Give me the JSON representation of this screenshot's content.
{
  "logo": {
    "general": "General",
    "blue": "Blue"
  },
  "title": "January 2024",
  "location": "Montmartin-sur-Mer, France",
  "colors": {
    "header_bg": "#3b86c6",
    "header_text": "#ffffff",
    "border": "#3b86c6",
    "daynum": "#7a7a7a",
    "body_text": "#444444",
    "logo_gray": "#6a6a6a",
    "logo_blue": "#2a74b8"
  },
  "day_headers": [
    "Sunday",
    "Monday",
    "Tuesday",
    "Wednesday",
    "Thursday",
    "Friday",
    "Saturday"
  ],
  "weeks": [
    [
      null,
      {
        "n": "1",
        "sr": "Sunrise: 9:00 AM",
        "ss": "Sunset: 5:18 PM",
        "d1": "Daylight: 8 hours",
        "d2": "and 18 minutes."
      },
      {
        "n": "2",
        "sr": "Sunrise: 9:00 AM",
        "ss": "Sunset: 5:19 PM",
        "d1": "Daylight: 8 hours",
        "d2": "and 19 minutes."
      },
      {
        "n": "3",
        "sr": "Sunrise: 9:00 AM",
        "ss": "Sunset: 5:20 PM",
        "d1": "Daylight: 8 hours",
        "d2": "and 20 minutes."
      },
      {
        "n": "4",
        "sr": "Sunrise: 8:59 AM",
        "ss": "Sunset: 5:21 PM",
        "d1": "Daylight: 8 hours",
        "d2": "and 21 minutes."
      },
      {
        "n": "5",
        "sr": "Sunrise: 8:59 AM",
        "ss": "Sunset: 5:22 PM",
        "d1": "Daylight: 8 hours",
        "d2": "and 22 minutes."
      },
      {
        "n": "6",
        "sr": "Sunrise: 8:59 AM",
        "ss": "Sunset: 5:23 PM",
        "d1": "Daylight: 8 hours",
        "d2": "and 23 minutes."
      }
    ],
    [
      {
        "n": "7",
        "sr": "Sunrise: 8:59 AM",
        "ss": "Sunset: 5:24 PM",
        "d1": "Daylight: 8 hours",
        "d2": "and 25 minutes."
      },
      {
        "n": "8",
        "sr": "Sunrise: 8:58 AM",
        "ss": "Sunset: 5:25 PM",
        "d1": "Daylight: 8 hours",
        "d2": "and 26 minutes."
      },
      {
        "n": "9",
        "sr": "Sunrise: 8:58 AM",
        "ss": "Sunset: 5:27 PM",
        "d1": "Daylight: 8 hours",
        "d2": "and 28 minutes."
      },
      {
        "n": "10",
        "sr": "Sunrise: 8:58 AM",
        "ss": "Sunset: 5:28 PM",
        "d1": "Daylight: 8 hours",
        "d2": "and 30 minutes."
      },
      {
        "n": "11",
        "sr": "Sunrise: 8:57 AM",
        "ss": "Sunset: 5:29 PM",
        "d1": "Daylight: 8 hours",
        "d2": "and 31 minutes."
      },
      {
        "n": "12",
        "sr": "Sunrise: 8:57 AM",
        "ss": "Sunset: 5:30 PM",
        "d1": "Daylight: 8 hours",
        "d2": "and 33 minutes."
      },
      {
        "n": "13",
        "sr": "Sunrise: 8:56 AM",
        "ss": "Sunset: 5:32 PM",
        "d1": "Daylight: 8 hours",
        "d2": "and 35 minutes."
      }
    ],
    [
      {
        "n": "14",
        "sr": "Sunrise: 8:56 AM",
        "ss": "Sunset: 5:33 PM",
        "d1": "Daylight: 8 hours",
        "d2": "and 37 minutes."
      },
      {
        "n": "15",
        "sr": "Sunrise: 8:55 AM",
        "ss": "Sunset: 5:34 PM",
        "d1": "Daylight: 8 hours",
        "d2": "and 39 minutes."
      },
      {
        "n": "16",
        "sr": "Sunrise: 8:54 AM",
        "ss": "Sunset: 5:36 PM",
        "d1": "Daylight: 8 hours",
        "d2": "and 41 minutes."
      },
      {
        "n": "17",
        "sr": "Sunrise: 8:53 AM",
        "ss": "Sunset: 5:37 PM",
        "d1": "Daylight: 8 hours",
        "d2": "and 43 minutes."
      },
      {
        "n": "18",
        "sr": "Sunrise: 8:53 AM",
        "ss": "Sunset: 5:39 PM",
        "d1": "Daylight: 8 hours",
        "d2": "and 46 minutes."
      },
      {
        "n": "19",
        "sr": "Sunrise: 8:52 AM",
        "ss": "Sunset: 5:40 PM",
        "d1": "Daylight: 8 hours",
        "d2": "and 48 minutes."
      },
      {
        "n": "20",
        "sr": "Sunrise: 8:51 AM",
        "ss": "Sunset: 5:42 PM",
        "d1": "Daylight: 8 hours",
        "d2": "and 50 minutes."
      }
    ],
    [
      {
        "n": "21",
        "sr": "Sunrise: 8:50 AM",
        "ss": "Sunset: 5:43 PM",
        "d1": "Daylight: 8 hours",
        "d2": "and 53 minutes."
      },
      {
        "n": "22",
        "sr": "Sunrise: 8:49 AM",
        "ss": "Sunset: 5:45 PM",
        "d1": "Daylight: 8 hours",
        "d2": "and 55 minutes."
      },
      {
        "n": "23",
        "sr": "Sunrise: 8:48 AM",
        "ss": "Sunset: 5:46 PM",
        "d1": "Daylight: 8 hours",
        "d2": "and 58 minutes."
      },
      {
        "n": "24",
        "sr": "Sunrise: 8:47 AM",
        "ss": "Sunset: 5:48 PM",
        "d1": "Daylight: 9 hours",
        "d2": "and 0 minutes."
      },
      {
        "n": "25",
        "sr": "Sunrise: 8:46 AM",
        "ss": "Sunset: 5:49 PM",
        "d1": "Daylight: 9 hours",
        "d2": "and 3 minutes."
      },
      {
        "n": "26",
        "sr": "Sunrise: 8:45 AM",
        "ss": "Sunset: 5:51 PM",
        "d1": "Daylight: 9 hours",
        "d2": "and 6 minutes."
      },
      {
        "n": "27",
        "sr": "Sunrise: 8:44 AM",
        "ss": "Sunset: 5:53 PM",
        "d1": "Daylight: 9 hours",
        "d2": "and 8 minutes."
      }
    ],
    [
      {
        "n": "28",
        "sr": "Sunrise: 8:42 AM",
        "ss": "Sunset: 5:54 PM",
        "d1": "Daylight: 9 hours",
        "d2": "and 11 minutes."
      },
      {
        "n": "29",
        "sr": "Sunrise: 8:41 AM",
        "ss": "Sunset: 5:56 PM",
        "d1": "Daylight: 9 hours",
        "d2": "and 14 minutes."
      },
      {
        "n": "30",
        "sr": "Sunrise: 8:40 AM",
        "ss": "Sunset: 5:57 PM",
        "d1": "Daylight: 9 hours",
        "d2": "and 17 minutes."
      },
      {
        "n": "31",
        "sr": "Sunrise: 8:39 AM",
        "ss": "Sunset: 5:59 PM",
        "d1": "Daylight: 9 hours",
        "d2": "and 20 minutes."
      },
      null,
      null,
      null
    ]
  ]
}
◇ ◇ ◇ ◇ ◇
Reproduce the data in full, exactly as presented.

Give me the JSON representation of this screenshot's content.
{
  "logo": {
    "general": "General",
    "blue": "Blue"
  },
  "title": "January 2024",
  "location": "Montmartin-sur-Mer, France",
  "colors": {
    "header_bg": "#3b86c6",
    "header_text": "#ffffff",
    "border": "#3b86c6",
    "daynum": "#7a7a7a",
    "body_text": "#444444",
    "logo_gray": "#6a6a6a",
    "logo_blue": "#2a74b8"
  },
  "day_headers": [
    "Sunday",
    "Monday",
    "Tuesday",
    "Wednesday",
    "Thursday",
    "Friday",
    "Saturday"
  ],
  "weeks": [
    [
      null,
      {
        "n": "1",
        "sr": "Sunrise: 9:00 AM",
        "ss": "Sunset: 5:18 PM",
        "d1": "Daylight: 8 hours",
        "d2": "and 18 minutes."
      },
      {
        "n": "2",
        "sr": "Sunrise: 9:00 AM",
        "ss": "Sunset: 5:19 PM",
        "d1": "Daylight: 8 hours",
        "d2": "and 19 minutes."
      },
      {
        "n": "3",
        "sr": "Sunrise: 9:00 AM",
        "ss": "Sunset: 5:20 PM",
        "d1": "Daylight: 8 hours",
        "d2": "and 20 minutes."
      },
      {
        "n": "4",
        "sr": "Sunrise: 8:59 AM",
        "ss": "Sunset: 5:21 PM",
        "d1": "Daylight: 8 hours",
        "d2": "and 21 minutes."
      },
      {
        "n": "5",
        "sr": "Sunrise: 8:59 AM",
        "ss": "Sunset: 5:22 PM",
        "d1": "Daylight: 8 hours",
        "d2": "and 22 minutes."
      },
      {
        "n": "6",
        "sr": "Sunrise: 8:59 AM",
        "ss": "Sunset: 5:23 PM",
        "d1": "Daylight: 8 hours",
        "d2": "and 23 minutes."
      }
    ],
    [
      {
        "n": "7",
        "sr": "Sunrise: 8:59 AM",
        "ss": "Sunset: 5:24 PM",
        "d1": "Daylight: 8 hours",
        "d2": "and 25 minutes."
      },
      {
        "n": "8",
        "sr": "Sunrise: 8:58 AM",
        "ss": "Sunset: 5:25 PM",
        "d1": "Daylight: 8 hours",
        "d2": "and 26 minutes."
      },
      {
        "n": "9",
        "sr": "Sunrise: 8:58 AM",
        "ss": "Sunset: 5:27 PM",
        "d1": "Daylight: 8 hours",
        "d2": "and 28 minutes."
      },
      {
        "n": "10",
        "sr": "Sunrise: 8:58 AM",
        "ss": "Sunset: 5:28 PM",
        "d1": "Daylight: 8 hours",
        "d2": "and 30 minutes."
      },
      {
        "n": "11",
        "sr": "Sunrise: 8:57 AM",
        "ss": "Sunset: 5:29 PM",
        "d1": "Daylight: 8 hours",
        "d2": "and 31 minutes."
      },
      {
        "n": "12",
        "sr": "Sunrise: 8:57 AM",
        "ss": "Sunset: 5:30 PM",
        "d1": "Daylight: 8 hours",
        "d2": "and 33 minutes."
      },
      {
        "n": "13",
        "sr": "Sunrise: 8:56 AM",
        "ss": "Sunset: 5:32 PM",
        "d1": "Daylight: 8 hours",
        "d2": "and 35 minutes."
      }
    ],
    [
      {
        "n": "14",
        "sr": "Sunrise: 8:56 AM",
        "ss": "Sunset: 5:33 PM",
        "d1": "Daylight: 8 hours",
        "d2": "and 37 minutes."
      },
      {
        "n": "15",
        "sr": "Sunrise: 8:55 AM",
        "ss": "Sunset: 5:34 PM",
        "d1": "Daylight: 8 hours",
        "d2": "and 39 minutes."
      },
      {
        "n": "16",
        "sr": "Sunrise: 8:54 AM",
        "ss": "Sunset: 5:36 PM",
        "d1": "Daylight: 8 hours",
        "d2": "and 41 minutes."
      },
      {
        "n": "17",
        "sr": "Sunrise: 8:53 AM",
        "ss": "Sunset: 5:37 PM",
        "d1": "Daylight: 8 hours",
        "d2": "and 43 minutes."
      },
      {
        "n": "18",
        "sr": "Sunrise: 8:53 AM",
        "ss": "Sunset: 5:39 PM",
        "d1": "Daylight: 8 hours",
        "d2": "and 46 minutes."
      },
      {
        "n": "19",
        "sr": "Sunrise: 8:52 AM",
        "ss": "Sunset: 5:40 PM",
        "d1": "Daylight: 8 hours",
        "d2": "and 48 minutes."
      },
      {
        "n": "20",
        "sr": "Sunrise: 8:51 AM",
        "ss": "Sunset: 5:42 PM",
        "d1": "Daylight: 8 hours",
        "d2": "and 50 minutes."
      }
    ],
    [
      {
        "n": "21",
        "sr": "Sunrise: 8:50 AM",
        "ss": "Sunset: 5:43 PM",
        "d1": "Daylight: 8 hours",
        "d2": "and 53 minutes."
      },
      {
        "n": "22",
        "sr": "Sunrise: 8:49 AM",
        "ss": "Sunset: 5:45 PM",
        "d1": "Daylight: 8 hours",
        "d2": "and 55 minutes."
      },
      {
        "n": "23",
        "sr": "Sunrise: 8:48 AM",
        "ss": "Sunset: 5:46 PM",
        "d1": "Daylight: 8 hours",
        "d2": "and 58 minutes."
      },
      {
        "n": "24",
        "sr": "Sunrise: 8:47 AM",
        "ss": "Sunset: 5:48 PM",
        "d1": "Daylight: 9 hours",
        "d2": "and 0 minutes."
      },
      {
        "n": "25",
        "sr": "Sunrise: 8:46 AM",
        "ss": "Sunset: 5:49 PM",
        "d1": "Daylight: 9 hours",
        "d2": "and 3 minutes."
      },
      {
        "n": "26",
        "sr": "Sunrise: 8:45 AM",
        "ss": "Sunset: 5:51 PM",
        "d1": "Daylight: 9 hours",
        "d2": "and 6 minutes."
      },
      {
        "n": "27",
        "sr": "Sunrise: 8:44 AM",
        "ss": "Sunset: 5:53 PM",
        "d1": "Daylight: 9 hours",
        "d2": "and 8 minutes."
      }
    ],
    [
      {
        "n": "28",
        "sr": "Sunrise: 8:42 AM",
        "ss": "Sunset: 5:54 PM",
        "d1": "Daylight: 9 hours",
        "d2": "and 11 minutes."
      },
      {
        "n": "29",
        "sr": "Sunrise: 8:41 AM",
        "ss": "Sunset: 5:56 PM",
        "d1": "Daylight: 9 hours",
        "d2": "and 14 minutes."
      },
      {
        "n": "30",
        "sr": "Sunrise: 8:40 AM",
        "ss": "Sunset: 5:57 PM",
        "d1": "Daylight: 9 hours",
        "d2": "and 17 minutes."
      },
      {
        "n": "31",
        "sr": "Sunrise: 8:39 AM",
        "ss": "Sunset: 5:59 PM",
        "d1": "Daylight: 9 hours",
        "d2": "and 20 minutes."
      },
      null,
      null,
      null
    ]
  ]
}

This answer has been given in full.